What the task asks
Within the material below, find each line bearing the word "icon" and present it.

Input for this task

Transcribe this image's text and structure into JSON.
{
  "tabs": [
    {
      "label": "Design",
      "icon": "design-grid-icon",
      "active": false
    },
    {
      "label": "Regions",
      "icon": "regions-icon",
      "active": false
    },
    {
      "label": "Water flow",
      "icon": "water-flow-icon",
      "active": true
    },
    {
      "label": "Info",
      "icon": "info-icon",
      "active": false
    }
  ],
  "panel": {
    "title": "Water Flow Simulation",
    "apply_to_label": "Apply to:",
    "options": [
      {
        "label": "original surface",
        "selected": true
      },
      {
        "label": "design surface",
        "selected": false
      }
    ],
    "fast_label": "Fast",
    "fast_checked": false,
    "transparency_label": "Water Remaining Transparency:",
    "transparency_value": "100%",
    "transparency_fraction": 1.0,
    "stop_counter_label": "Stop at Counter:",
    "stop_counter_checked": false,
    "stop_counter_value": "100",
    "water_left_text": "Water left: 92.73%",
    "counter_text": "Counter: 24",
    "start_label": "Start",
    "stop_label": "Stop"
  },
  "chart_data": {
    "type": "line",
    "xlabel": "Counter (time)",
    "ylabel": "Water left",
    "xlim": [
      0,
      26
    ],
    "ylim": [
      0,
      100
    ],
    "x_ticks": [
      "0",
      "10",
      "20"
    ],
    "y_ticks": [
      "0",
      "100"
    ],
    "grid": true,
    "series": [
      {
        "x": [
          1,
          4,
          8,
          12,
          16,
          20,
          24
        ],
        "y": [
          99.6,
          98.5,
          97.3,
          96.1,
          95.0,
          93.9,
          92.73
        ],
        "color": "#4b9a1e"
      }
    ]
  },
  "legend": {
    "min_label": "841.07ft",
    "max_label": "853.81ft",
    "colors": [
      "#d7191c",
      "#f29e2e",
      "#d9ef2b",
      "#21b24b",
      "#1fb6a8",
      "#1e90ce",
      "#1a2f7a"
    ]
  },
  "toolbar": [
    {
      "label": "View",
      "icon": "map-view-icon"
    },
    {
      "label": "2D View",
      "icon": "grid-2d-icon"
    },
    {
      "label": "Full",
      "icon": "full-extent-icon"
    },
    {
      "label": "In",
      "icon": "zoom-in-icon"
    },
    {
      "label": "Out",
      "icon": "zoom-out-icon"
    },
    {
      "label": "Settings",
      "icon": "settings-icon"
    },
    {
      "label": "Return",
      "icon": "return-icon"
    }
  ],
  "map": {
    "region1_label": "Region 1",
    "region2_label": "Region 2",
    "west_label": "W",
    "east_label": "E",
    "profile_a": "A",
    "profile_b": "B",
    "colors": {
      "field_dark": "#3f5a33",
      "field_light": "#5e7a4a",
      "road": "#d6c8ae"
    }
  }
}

Answer for this exercise
      "icon": "design-grid-icon",
      "icon": "regions-icon",
      "icon": "water-flow-icon",
      "icon": "info-icon",
      "icon": "map-view-icon"
      "icon": "grid-2d-icon"
      "icon": "full-extent-icon"
      "icon": "zoom-in-icon"
      "icon": "zoom-out-icon"
      "icon": "settings-icon"
      "icon": "return-icon"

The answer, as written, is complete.